**** DATA FOR THIS EXERCISE ****

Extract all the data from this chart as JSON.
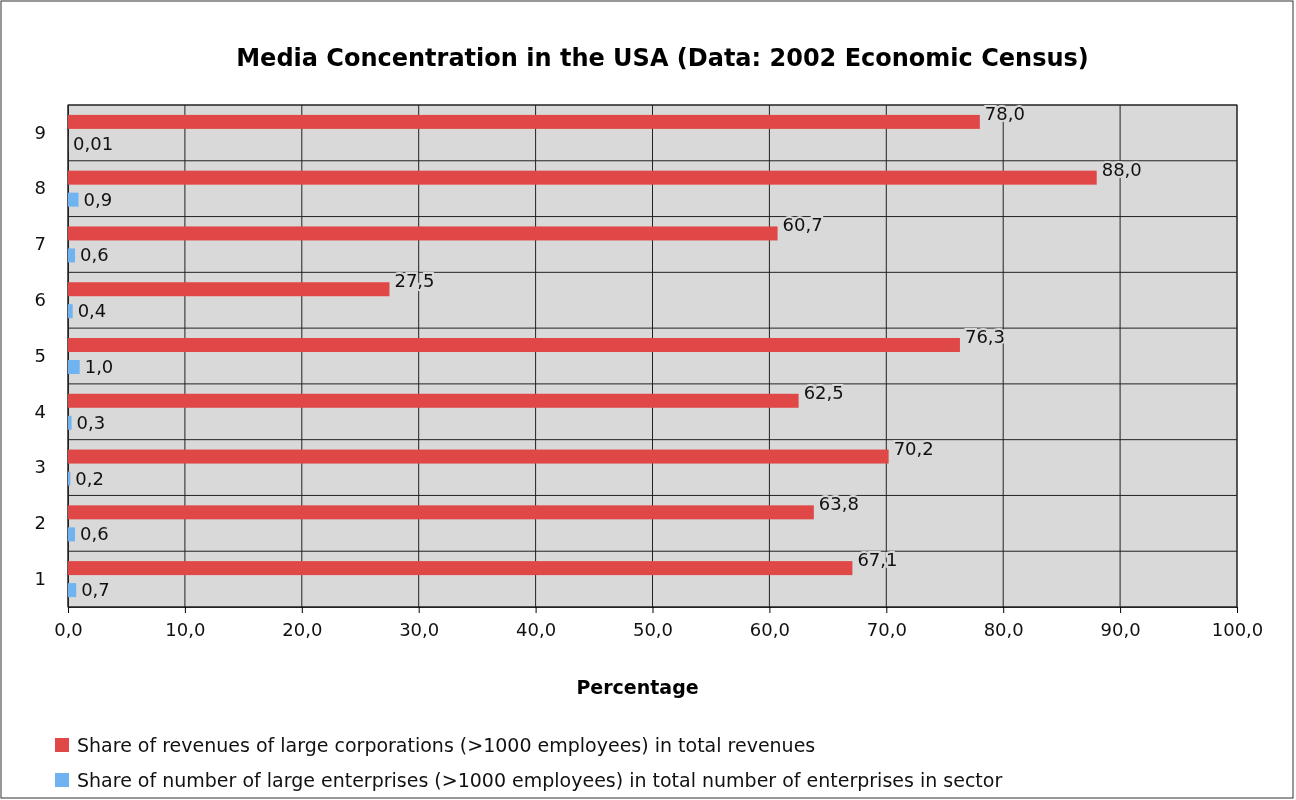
{
  "chart_data": {
    "type": "bar",
    "orientation": "horizontal",
    "title": "Media Concentration in the USA (Data: 2002 Economic Census)",
    "xlabel": "Percentage",
    "categories": [
      "9",
      "8",
      "7",
      "6",
      "5",
      "4",
      "3",
      "2",
      "1"
    ],
    "series": [
      {
        "name": "Share of revenues of large corporations (>1000 employees) in total revenues",
        "color": "#e04848",
        "values": [
          78.0,
          88.0,
          60.7,
          27.5,
          76.3,
          62.5,
          70.2,
          63.8,
          67.1
        ],
        "value_labels": [
          "78,0",
          "88,0",
          "60,7",
          "27,5",
          "76,3",
          "62,5",
          "70,2",
          "63,8",
          "67,1"
        ]
      },
      {
        "name": "Share of number of large enterprises (>1000 employees) in total number of enterprises in sector",
        "color": "#6fb3f0",
        "values": [
          0.01,
          0.9,
          0.6,
          0.4,
          1.0,
          0.3,
          0.2,
          0.6,
          0.7
        ],
        "value_labels": [
          "0,01",
          "0,9",
          "0,6",
          "0,4",
          "1,0",
          "0,3",
          "0,2",
          "0,6",
          "0,7"
        ]
      }
    ],
    "xlim": [
      0,
      100
    ],
    "xticks": [
      {
        "value": 0,
        "label": "0,0"
      },
      {
        "value": 10,
        "label": "10,0"
      },
      {
        "value": 20,
        "label": "20,0"
      },
      {
        "value": 30,
        "label": "30,0"
      },
      {
        "value": 40,
        "label": "40,0"
      },
      {
        "value": 50,
        "label": "50,0"
      },
      {
        "value": 60,
        "label": "60,0"
      },
      {
        "value": 70,
        "label": "70,0"
      },
      {
        "value": 80,
        "label": "80,0"
      },
      {
        "value": 90,
        "label": "90,0"
      },
      {
        "value": 100,
        "label": "100,0"
      }
    ],
    "grid": true,
    "legend": "bottom"
  }
}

****

#### WORK TO COMPLETE
Reproduce all of the data exactly; the pictures do not belong in the copy.

#### EXERCISE OUTPUT
Extract all the data from this chart as JSON.
{
  "chart_data": {
    "type": "bar",
    "orientation": "horizontal",
    "title": "Media Concentration in the USA (Data: 2002 Economic Census)",
    "xlabel": "Percentage",
    "categories": [
      "9",
      "8",
      "7",
      "6",
      "5",
      "4",
      "3",
      "2",
      "1"
    ],
    "series": [
      {
        "name": "Share of revenues of large corporations (>1000 employees) in total revenues",
        "color": "#e04848",
        "values": [
          78.0,
          88.0,
          60.7,
          27.5,
          76.3,
          62.5,
          70.2,
          63.8,
          67.1
        ],
        "value_labels": [
          "78,0",
          "88,0",
          "60,7",
          "27,5",
          "76,3",
          "62,5",
          "70,2",
          "63,8",
          "67,1"
        ]
      },
      {
        "name": "Share of number of large enterprises (>1000 employees) in total number of enterprises in sector",
        "color": "#6fb3f0",
        "values": [
          0.01,
          0.9,
          0.6,
          0.4,
          1.0,
          0.3,
          0.2,
          0.6,
          0.7
        ],
        "value_labels": [
          "0,01",
          "0,9",
          "0,6",
          "0,4",
          "1,0",
          "0,3",
          "0,2",
          "0,6",
          "0,7"
        ]
      }
    ],
    "xlim": [
      0,
      100
    ],
    "xticks": [
      {
        "value": 0,
        "label": "0,0"
      },
      {
        "value": 10,
        "label": "10,0"
      },
      {
        "value": 20,
        "label": "20,0"
      },
      {
        "value": 30,
        "label": "30,0"
      },
      {
        "value": 40,
        "label": "40,0"
      },
      {
        "value": 50,
        "label": "50,0"
      },
      {
        "value": 60,
        "label": "60,0"
      },
      {
        "value": 70,
        "label": "70,0"
      },
      {
        "value": 80,
        "label": "80,0"
      },
      {
        "value": 90,
        "label": "90,0"
      },
      {
        "value": 100,
        "label": "100,0"
      }
    ],
    "grid": true,
    "legend": "bottom"
  }
}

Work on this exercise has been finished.